Return all lines from the listing below in which the string "Output" occurs.

*****

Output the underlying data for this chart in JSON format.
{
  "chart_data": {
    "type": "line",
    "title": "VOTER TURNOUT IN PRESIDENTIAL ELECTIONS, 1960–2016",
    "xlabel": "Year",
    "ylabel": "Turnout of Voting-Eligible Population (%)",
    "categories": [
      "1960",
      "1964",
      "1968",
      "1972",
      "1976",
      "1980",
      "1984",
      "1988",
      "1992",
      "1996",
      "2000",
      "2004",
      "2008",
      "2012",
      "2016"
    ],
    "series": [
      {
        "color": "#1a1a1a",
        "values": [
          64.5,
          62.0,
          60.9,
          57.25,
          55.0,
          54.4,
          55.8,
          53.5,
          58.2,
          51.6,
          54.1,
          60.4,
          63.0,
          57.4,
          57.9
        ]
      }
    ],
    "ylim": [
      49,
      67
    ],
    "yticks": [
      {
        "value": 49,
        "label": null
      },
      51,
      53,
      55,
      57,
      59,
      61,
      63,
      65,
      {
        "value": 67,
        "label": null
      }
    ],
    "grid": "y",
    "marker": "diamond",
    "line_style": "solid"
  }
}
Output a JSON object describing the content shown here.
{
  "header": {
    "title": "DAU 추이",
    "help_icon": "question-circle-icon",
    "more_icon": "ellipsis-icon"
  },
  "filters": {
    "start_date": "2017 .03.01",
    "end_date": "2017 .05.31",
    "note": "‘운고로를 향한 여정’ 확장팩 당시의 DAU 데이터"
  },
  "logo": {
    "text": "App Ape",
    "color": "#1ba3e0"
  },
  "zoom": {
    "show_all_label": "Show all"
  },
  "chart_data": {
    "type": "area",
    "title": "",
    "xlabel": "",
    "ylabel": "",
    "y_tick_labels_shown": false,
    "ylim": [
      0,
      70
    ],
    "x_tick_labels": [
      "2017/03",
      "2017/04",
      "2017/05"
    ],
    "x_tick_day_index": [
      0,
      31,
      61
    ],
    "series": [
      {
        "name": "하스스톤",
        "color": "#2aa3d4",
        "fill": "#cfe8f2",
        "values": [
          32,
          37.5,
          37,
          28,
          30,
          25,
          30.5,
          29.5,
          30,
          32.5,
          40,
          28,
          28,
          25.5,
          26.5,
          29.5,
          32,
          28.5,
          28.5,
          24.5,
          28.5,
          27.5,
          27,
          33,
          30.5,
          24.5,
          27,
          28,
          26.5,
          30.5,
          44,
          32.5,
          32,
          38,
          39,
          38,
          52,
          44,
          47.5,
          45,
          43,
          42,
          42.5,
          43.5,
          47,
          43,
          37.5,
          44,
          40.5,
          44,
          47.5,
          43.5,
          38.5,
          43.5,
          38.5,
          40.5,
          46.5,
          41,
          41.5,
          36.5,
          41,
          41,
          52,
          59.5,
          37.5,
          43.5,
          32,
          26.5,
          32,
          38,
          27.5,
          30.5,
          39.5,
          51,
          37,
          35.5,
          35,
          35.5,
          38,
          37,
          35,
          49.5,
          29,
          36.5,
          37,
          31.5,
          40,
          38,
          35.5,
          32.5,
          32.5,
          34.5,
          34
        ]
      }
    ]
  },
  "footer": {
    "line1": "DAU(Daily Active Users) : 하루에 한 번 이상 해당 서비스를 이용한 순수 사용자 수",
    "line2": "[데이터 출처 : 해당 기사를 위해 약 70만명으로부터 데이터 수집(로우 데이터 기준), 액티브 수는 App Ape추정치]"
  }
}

*****

● **Result below**
Output the underlying data for this chart in JSON format.
Output a JSON object describing the content shown here.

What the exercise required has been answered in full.